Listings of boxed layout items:
------------------------------

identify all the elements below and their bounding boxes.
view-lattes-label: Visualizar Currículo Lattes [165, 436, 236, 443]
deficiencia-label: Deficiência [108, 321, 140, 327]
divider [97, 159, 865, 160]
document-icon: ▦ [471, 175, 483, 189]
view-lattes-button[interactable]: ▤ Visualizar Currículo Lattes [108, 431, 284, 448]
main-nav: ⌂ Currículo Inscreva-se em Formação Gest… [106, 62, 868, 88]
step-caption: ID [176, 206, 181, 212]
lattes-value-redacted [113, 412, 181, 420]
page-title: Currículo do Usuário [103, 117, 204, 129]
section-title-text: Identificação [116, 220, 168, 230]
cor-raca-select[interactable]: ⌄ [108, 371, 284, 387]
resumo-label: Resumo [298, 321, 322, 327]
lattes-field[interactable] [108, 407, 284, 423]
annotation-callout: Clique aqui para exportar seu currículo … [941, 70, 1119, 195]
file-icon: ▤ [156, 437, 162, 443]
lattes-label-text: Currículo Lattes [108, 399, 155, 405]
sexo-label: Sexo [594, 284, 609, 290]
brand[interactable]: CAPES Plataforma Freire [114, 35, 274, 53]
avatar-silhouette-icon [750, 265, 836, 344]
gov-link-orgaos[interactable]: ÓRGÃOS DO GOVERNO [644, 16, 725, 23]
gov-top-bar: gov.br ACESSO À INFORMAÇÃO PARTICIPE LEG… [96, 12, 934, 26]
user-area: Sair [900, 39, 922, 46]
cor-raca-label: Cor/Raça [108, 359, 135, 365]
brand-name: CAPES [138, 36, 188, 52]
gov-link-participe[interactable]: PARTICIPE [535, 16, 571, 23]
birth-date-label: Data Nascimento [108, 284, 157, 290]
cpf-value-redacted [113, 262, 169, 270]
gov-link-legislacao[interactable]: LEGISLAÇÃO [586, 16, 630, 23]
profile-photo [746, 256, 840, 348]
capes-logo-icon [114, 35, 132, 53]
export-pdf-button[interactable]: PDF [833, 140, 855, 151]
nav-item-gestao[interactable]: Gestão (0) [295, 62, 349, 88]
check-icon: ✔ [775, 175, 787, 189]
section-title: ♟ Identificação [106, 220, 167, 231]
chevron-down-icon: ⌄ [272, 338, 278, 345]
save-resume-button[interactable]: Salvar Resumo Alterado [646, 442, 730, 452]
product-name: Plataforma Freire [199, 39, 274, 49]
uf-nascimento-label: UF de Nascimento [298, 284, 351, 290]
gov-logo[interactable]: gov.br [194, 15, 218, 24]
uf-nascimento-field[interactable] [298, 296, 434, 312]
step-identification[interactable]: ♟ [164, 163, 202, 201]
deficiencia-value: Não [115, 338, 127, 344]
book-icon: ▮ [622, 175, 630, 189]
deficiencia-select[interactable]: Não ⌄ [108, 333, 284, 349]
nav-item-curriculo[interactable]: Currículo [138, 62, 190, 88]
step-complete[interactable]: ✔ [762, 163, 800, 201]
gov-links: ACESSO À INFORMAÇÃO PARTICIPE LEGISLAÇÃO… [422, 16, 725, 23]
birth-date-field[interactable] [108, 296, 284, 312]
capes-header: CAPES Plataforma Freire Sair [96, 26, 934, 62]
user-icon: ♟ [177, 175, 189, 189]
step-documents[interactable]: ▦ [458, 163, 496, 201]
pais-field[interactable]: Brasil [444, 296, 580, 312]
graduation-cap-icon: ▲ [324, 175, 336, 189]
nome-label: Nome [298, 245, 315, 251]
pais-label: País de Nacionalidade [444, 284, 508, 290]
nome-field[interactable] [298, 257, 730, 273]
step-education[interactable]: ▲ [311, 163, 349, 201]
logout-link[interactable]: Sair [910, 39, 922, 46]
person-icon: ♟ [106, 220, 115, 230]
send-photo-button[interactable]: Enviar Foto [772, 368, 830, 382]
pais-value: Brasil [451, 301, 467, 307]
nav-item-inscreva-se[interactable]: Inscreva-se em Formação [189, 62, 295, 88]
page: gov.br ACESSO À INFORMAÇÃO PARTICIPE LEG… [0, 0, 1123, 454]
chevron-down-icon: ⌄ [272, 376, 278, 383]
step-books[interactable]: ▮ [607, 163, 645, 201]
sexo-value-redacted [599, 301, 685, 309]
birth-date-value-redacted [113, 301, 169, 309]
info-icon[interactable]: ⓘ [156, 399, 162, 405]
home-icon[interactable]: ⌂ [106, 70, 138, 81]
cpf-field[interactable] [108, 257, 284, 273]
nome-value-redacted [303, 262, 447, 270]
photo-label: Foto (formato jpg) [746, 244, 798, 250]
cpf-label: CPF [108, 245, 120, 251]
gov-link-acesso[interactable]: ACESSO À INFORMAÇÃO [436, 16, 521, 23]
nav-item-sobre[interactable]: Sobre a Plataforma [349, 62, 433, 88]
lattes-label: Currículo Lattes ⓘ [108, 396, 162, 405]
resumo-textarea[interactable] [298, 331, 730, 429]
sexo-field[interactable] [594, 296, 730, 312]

------------------------------

Exercise goal: Can you render the lines of the records from the first line through the line with "document-icon: ▦ [471, 175, 483, 189]", inclusive, as a JSON list of strings, one string per line, with blank lines omitted?

The result:
[
  "identify all the elements below and their bounding boxes.",
  "view-lattes-label: Visualizar Currículo Lattes [165, 436, 236, 443]",
  "deficiencia-label: Deficiência [108, 321, 140, 327]",
  "divider [97, 159, 865, 160]",
  "document-icon: ▦ [471, 175, 483, 189]"
]